***** Supplied data

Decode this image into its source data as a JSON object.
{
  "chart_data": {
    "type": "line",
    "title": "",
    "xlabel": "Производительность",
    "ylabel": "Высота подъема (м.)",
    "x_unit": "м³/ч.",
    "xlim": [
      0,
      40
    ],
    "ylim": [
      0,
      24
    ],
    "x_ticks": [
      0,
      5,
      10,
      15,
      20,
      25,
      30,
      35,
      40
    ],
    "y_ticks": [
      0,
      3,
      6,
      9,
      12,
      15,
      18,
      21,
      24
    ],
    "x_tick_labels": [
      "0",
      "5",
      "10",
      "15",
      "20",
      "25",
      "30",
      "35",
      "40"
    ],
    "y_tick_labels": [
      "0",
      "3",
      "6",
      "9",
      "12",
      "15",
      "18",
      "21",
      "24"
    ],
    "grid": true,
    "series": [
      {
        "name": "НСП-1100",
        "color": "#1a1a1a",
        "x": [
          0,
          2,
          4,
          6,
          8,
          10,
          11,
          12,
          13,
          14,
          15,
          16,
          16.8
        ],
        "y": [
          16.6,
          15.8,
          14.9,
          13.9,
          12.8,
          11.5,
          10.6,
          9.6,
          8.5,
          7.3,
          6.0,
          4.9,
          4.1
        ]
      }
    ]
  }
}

**********

## Task description
Restate all of the entries above precisely.

## Solution to this exercise
Decode this image into its source data as a JSON object.
{
  "chart_data": {
    "type": "line",
    "title": "",
    "xlabel": "Производительность",
    "ylabel": "Высота подъема (м.)",
    "x_unit": "м³/ч.",
    "xlim": [
      0,
      40
    ],
    "ylim": [
      0,
      24
    ],
    "x_ticks": [
      0,
      5,
      10,
      15,
      20,
      25,
      30,
      35,
      40
    ],
    "y_ticks": [
      0,
      3,
      6,
      9,
      12,
      15,
      18,
      21,
      24
    ],
    "x_tick_labels": [
      "0",
      "5",
      "10",
      "15",
      "20",
      "25",
      "30",
      "35",
      "40"
    ],
    "y_tick_labels": [
      "0",
      "3",
      "6",
      "9",
      "12",
      "15",
      "18",
      "21",
      "24"
    ],
    "grid": true,
    "series": [
      {
        "name": "НСП-1100",
        "color": "#1a1a1a",
        "x": [
          0,
          2,
          4,
          6,
          8,
          10,
          11,
          12,
          13,
          14,
          15,
          16,
          16.8
        ],
        "y": [
          16.6,
          15.8,
          14.9,
          13.9,
          12.8,
          11.5,
          10.6,
          9.6,
          8.5,
          7.3,
          6.0,
          4.9,
          4.1
        ]
      }
    ]
  }
}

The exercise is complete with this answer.